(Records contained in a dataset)
══════════════════════════════
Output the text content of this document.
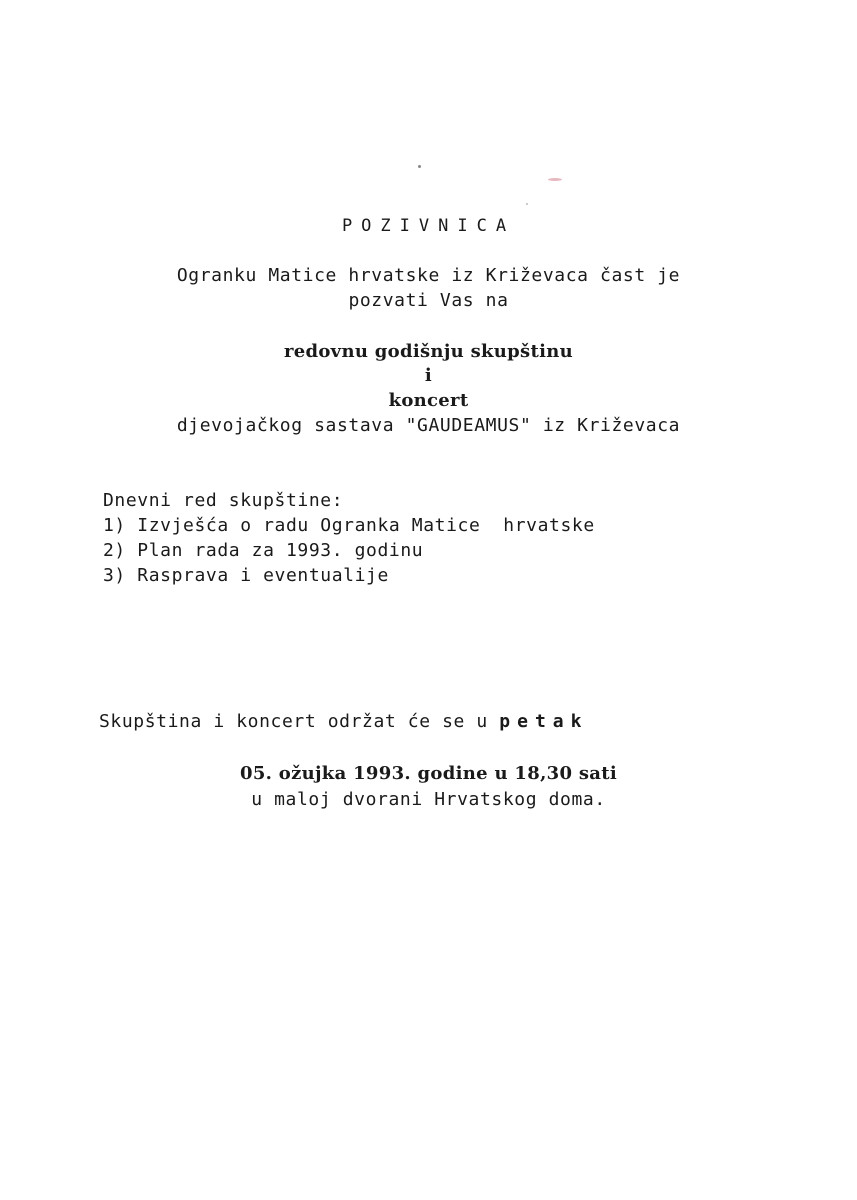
POZIVNICA
Ogranku Matice hrvatske iz Križevaca čast je
pozvati Vas na
redovnu godišnju skupštinu
i
koncert
djevojačkog sastava "GAUDEAMUS" iz Križevaca
Dnevni red skupštine:
1) Izvješća o radu Ogranka Matice  hrvatske
2) Plan rada za 1993. godinu
3) Rasprava i eventualije
Skupština i koncert održat će se u petak
05. ožujka 1993. godine u 18,30 sati
u maloj dvorani Hrvatskog doma.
══════════════════════════════
▸ Direction: Your copy of the data above should match it exactly, except that pictures are left out.

▸ Output:
Output the text content of this document.
POZIVNICA
Ogranku Matice hrvatske iz Križevaca čast je
pozvati Vas na
redovnu godišnju skupštinu
i
koncert
djevojačkog sastava "GAUDEAMUS" iz Križevaca
Dnevni red skupštine:
1) Izvješća o radu Ogranka Matice  hrvatske
2) Plan rada za 1993. godinu
3) Rasprava i eventualije
Skupština i koncert održat će se u petak
05. ožujka 1993. godine u 18,30 sati
u maloj dvorani Hrvatskog doma.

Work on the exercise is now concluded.